**RECORDS FOR THIS TASK:**
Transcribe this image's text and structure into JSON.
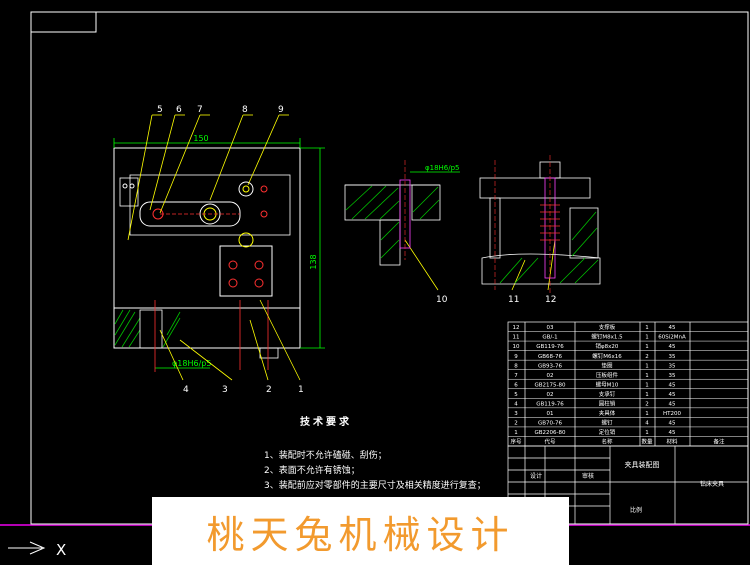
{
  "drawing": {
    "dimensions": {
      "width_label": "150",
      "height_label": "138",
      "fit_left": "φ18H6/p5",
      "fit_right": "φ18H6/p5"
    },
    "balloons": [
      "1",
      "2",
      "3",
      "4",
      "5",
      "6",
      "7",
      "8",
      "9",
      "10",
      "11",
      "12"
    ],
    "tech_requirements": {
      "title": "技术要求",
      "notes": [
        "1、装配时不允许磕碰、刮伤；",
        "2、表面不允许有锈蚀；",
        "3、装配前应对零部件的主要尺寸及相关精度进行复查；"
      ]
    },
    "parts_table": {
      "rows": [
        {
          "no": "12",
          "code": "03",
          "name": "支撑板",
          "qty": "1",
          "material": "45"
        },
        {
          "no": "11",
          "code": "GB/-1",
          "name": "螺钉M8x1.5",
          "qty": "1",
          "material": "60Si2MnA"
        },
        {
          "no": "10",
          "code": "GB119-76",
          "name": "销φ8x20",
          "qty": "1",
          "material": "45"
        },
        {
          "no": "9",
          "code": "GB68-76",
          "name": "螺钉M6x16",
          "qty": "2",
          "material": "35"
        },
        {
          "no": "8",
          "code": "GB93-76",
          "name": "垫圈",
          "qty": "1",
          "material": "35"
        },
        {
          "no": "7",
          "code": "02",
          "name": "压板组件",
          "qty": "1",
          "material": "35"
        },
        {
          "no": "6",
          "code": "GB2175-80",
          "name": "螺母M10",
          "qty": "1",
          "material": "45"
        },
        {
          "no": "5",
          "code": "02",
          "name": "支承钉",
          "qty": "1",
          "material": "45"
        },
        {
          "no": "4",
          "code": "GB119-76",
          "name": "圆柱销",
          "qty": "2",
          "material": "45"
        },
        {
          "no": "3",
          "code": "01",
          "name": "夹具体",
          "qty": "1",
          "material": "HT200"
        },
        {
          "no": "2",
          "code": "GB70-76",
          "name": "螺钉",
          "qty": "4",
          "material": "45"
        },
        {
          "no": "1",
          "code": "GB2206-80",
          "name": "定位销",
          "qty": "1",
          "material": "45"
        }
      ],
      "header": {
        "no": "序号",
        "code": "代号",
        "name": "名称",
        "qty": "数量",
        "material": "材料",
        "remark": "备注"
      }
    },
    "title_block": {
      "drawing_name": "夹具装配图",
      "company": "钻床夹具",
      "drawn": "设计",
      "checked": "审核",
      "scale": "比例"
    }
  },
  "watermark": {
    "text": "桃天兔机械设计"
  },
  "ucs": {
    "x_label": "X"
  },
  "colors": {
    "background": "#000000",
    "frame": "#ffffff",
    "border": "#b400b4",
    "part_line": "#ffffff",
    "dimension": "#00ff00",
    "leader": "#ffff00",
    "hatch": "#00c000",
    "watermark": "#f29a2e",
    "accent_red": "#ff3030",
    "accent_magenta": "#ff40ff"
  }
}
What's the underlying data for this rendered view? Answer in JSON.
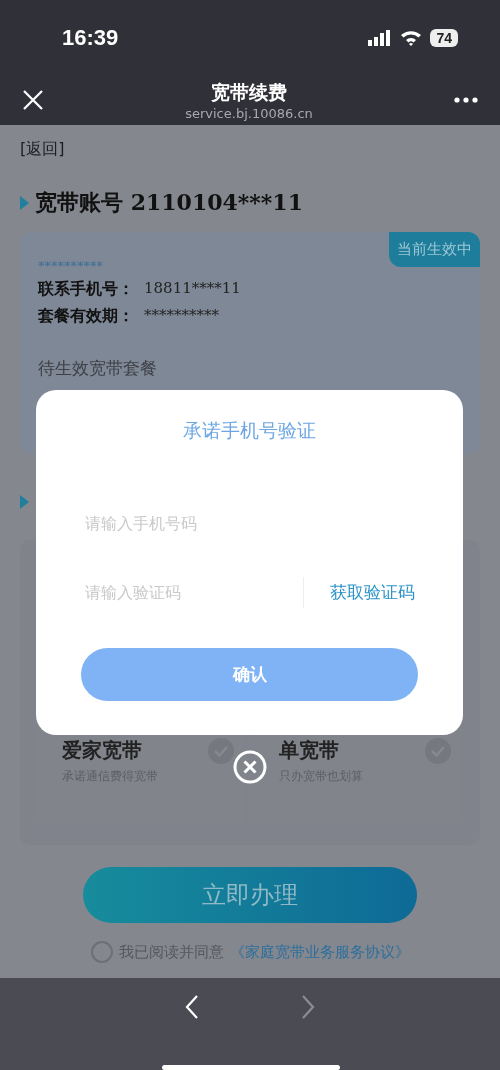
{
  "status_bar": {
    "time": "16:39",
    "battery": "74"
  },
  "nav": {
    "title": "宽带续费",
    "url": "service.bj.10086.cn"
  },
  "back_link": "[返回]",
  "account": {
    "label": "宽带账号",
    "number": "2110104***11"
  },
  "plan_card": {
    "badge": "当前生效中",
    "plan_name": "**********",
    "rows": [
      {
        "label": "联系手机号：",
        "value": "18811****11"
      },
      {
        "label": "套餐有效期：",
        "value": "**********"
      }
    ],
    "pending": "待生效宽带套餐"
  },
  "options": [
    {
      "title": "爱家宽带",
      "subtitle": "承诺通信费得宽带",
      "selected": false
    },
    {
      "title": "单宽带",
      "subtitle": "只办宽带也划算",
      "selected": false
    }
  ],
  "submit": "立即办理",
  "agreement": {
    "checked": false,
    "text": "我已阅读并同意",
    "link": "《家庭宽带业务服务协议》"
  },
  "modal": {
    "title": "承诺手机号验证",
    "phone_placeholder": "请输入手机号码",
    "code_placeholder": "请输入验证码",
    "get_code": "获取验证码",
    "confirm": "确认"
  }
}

**DIRECTIONS:** Quote the listing above in full, except for the pictures.

**SOLVED EXERCISE:**
Transcribe this image's text and structure into JSON.
{
  "drawing": {
    "dimensions": {
      "width_label": "150",
      "height_label": "138",
      "fit_left": "φ18H6/p5",
      "fit_right": "φ18H6/p5"
    },
    "balloons": [
      "1",
      "2",
      "3",
      "4",
      "5",
      "6",
      "7",
      "8",
      "9",
      "10",
      "11",
      "12"
    ],
    "tech_requirements": {
      "title": "技术要求",
      "notes": [
        "1、装配时不允许磕碰、刮伤；",
        "2、表面不允许有锈蚀；",
        "3、装配前应对零部件的主要尺寸及相关精度进行复查；"
      ]
    },
    "parts_table": {
      "rows": [
        {
          "no": "12",
          "code": "03",
          "name": "支撑板",
          "qty": "1",
          "material": "45"
        },
        {
          "no": "11",
          "code": "GB/-1",
          "name": "螺钉M8x1.5",
          "qty": "1",
          "material": "60Si2MnA"
        },
        {
          "no": "10",
          "code": "GB119-76",
          "name": "销φ8x20",
          "qty": "1",
          "material": "45"
        },
        {
          "no": "9",
          "code": "GB68-76",
          "name": "螺钉M6x16",
          "qty": "2",
          "material": "35"
        },
        {
          "no": "8",
          "code": "GB93-76",
          "name": "垫圈",
          "qty": "1",
          "material": "35"
        },
        {
          "no": "7",
          "code": "02",
          "name": "压板组件",
          "qty": "1",
          "material": "35"
        },
        {
          "no": "6",
          "code": "GB2175-80",
          "name": "螺母M10",
          "qty": "1",
          "material": "45"
        },
        {
          "no": "5",
          "code": "02",
          "name": "支承钉",
          "qty": "1",
          "material": "45"
        },
        {
          "no": "4",
          "code": "GB119-76",
          "name": "圆柱销",
          "qty": "2",
          "material": "45"
        },
        {
          "no": "3",
          "code": "01",
          "name": "夹具体",
          "qty": "1",
          "material": "HT200"
        },
        {
          "no": "2",
          "code": "GB70-76",
          "name": "螺钉",
          "qty": "4",
          "material": "45"
        },
        {
          "no": "1",
          "code": "GB2206-80",
          "name": "定位销",
          "qty": "1",
          "material": "45"
        }
      ],
      "header": {
        "no": "序号",
        "code": "代号",
        "name": "名称",
        "qty": "数量",
        "material": "材料",
        "remark": "备注"
      }
    },
    "title_block": {
      "drawing_name": "夹具装配图",
      "company": "钻床夹具",
      "drawn": "设计",
      "checked": "审核",
      "scale": "比例"
    }
  },
  "watermark": {
    "text": "桃天兔机械设计"
  },
  "ucs": {
    "x_label": "X"
  },
  "colors": {
    "background": "#000000",
    "frame": "#ffffff",
    "border": "#b400b4",
    "part_line": "#ffffff",
    "dimension": "#00ff00",
    "leader": "#ffff00",
    "hatch": "#00c000",
    "watermark": "#f29a2e",
    "accent_red": "#ff3030",
    "accent_magenta": "#ff40ff"
  }
}
What's the underlying data for this rendered view? Answer in JSON.
{
  "status_bar": {
    "time": "16:39",
    "battery": "74"
  },
  "nav": {
    "title": "宽带续费",
    "url": "service.bj.10086.cn"
  },
  "back_link": "[返回]",
  "account": {
    "label": "宽带账号",
    "number": "2110104***11"
  },
  "plan_card": {
    "badge": "当前生效中",
    "plan_name": "**********",
    "rows": [
      {
        "label": "联系手机号：",
        "value": "18811****11"
      },
      {
        "label": "套餐有效期：",
        "value": "**********"
      }
    ],
    "pending": "待生效宽带套餐"
  },
  "options": [
    {
      "title": "爱家宽带",
      "subtitle": "承诺通信费得宽带",
      "selected": false
    },
    {
      "title": "单宽带",
      "subtitle": "只办宽带也划算",
      "selected": false
    }
  ],
  "submit": "立即办理",
  "agreement": {
    "checked": false,
    "text": "我已阅读并同意",
    "link": "《家庭宽带业务服务协议》"
  },
  "modal": {
    "title": "承诺手机号验证",
    "phone_placeholder": "请输入手机号码",
    "code_placeholder": "请输入验证码",
    "get_code": "获取验证码",
    "confirm": "确认"
  }
}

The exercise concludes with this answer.